> **What is being asked**
Note how many lines hold the string "marker" and give that number without any other words.

> **Record set**
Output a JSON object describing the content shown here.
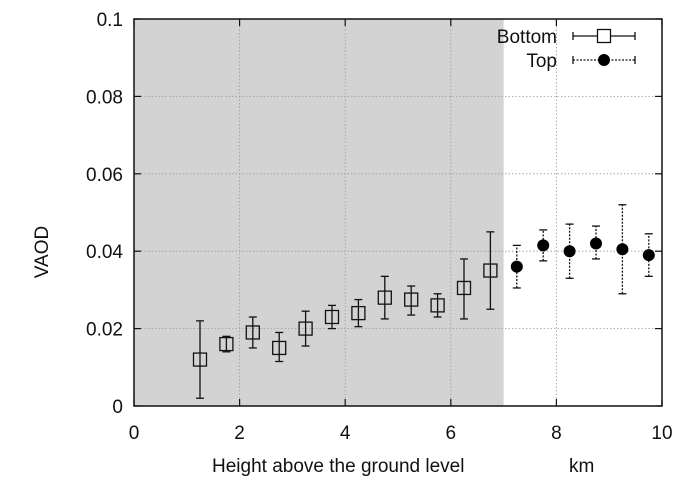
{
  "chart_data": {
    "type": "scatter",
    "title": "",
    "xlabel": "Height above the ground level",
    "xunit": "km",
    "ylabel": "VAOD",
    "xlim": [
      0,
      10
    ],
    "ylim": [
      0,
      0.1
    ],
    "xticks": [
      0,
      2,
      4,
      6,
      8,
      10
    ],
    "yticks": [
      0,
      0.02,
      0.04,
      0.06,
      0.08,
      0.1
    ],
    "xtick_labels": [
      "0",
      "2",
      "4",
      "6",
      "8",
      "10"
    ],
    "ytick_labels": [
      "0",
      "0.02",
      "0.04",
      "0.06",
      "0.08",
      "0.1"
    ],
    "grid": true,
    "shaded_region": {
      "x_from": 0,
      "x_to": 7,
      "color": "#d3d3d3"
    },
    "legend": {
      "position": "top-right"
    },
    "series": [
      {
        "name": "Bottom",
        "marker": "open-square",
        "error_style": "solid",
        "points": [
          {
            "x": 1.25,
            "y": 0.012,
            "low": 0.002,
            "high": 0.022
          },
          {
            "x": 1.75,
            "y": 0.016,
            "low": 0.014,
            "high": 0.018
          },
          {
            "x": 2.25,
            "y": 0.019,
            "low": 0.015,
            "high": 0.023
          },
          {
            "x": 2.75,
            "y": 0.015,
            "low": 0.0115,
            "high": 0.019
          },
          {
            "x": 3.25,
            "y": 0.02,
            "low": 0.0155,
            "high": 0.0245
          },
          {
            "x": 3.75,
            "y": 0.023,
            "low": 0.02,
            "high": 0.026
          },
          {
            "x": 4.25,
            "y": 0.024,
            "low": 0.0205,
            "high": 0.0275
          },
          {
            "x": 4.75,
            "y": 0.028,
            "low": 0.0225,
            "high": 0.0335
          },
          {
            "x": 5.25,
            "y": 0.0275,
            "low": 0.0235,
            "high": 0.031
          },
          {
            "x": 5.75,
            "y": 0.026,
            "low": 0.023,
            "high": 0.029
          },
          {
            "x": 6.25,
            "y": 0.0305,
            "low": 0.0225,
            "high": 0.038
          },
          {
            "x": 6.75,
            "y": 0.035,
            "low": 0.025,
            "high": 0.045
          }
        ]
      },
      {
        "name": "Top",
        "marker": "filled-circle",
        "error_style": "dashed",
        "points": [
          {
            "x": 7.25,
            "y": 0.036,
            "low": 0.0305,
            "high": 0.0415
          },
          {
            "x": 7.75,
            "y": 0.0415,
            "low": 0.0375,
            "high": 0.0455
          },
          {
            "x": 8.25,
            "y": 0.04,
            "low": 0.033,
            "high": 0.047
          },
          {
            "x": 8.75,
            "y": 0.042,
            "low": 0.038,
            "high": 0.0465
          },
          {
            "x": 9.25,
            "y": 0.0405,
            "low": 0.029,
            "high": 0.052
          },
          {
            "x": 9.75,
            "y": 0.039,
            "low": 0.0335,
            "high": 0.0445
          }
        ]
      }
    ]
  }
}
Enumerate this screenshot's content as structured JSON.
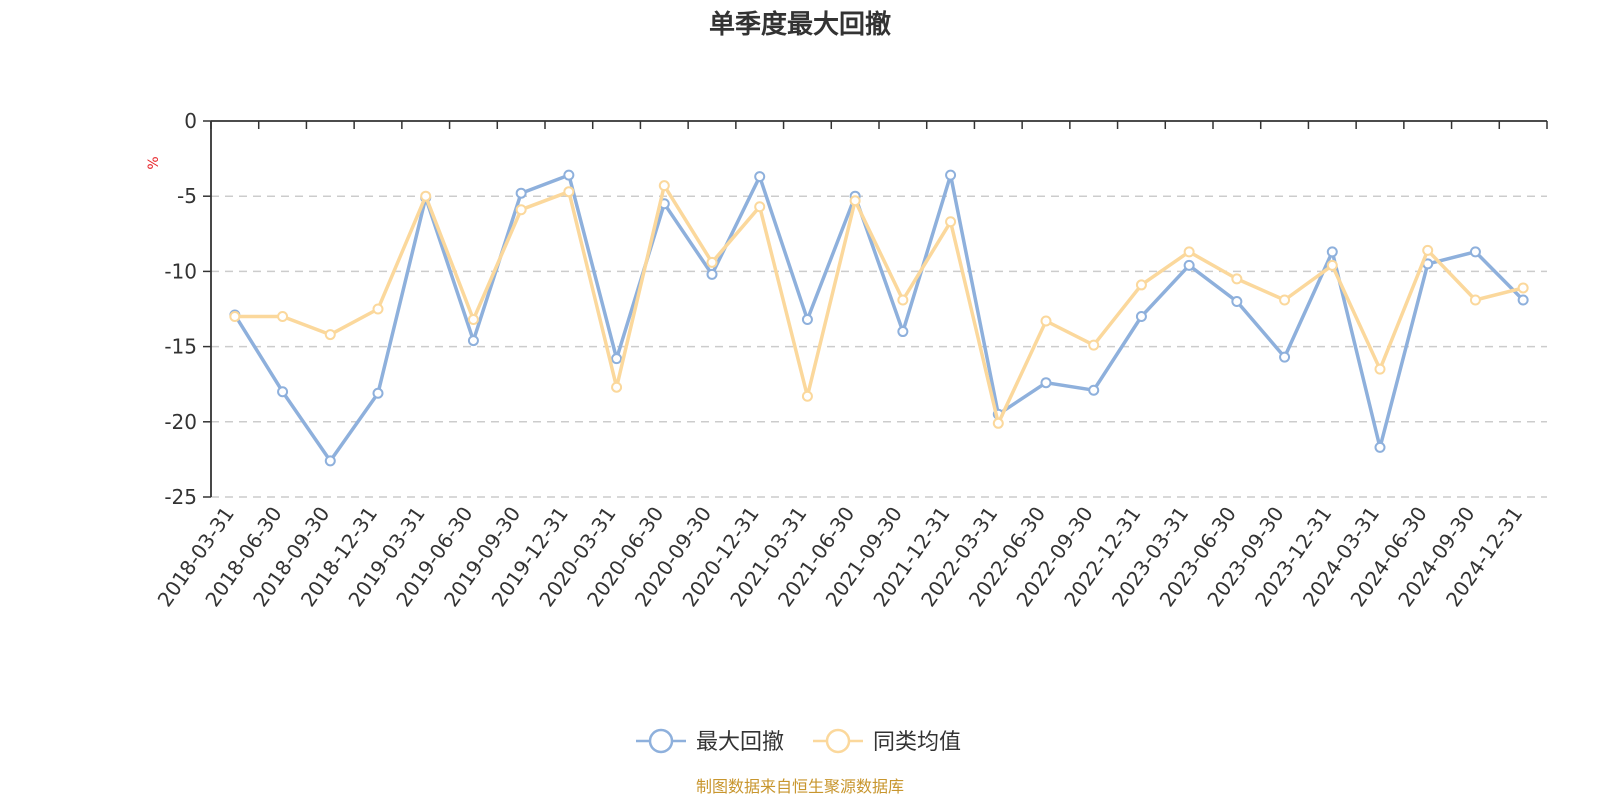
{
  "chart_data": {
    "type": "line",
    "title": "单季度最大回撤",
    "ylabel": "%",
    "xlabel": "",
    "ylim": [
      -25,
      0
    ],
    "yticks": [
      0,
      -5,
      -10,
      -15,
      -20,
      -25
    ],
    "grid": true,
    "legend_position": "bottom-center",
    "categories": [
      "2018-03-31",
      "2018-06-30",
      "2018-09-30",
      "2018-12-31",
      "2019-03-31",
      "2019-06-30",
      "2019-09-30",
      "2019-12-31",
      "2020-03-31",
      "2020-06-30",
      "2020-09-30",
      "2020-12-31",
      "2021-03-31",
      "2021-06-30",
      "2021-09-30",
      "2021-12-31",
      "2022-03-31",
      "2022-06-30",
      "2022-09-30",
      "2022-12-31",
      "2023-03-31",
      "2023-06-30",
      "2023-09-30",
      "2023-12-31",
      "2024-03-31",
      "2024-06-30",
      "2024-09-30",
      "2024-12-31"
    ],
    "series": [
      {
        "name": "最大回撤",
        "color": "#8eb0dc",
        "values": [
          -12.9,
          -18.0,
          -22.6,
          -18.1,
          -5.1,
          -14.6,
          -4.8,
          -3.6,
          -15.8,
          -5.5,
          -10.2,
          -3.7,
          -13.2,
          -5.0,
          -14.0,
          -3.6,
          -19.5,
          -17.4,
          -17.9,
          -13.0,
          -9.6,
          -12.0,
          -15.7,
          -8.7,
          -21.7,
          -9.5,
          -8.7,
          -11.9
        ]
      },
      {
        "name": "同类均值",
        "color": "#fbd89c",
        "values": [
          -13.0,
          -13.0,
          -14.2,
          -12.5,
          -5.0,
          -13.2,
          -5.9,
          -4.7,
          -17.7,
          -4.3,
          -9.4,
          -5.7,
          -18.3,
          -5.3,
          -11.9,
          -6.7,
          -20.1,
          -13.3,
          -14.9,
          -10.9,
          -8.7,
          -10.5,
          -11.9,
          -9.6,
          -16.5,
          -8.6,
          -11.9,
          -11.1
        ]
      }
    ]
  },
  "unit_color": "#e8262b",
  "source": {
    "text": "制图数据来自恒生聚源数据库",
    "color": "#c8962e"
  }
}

---

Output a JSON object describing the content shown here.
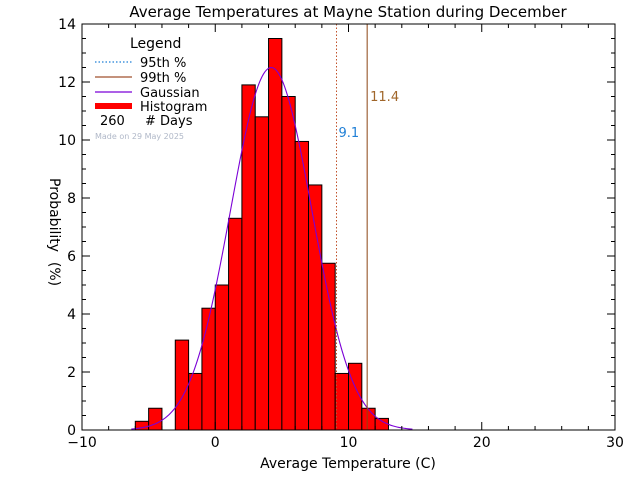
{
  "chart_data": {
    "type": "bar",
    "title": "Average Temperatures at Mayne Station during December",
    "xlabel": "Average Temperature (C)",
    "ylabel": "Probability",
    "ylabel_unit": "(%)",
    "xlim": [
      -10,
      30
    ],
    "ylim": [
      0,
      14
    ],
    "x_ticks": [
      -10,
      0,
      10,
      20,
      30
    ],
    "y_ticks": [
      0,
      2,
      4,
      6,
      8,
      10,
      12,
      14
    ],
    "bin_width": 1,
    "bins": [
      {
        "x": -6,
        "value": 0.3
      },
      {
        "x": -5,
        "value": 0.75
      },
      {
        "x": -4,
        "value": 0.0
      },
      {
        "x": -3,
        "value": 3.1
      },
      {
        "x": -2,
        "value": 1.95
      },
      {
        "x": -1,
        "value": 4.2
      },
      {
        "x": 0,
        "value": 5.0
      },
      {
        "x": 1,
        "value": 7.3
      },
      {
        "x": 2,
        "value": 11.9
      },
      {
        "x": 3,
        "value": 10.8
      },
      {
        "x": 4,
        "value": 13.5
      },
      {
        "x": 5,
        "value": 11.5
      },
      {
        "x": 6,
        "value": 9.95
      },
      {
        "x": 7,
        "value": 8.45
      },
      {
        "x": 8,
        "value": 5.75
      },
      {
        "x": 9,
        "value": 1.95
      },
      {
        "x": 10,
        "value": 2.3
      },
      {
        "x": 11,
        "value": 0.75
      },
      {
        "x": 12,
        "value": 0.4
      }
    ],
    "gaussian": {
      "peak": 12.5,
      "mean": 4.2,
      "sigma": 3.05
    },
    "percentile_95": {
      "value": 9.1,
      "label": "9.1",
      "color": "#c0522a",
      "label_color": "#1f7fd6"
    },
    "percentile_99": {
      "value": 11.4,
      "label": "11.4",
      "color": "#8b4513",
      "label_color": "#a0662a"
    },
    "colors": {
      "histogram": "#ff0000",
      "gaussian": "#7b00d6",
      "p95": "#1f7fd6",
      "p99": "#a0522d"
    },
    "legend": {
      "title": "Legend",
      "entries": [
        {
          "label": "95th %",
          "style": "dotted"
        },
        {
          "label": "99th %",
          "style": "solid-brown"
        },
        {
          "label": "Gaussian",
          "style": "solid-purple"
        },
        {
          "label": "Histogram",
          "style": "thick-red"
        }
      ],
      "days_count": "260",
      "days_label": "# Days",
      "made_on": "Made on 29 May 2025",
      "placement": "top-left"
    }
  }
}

> **Exercise response**
2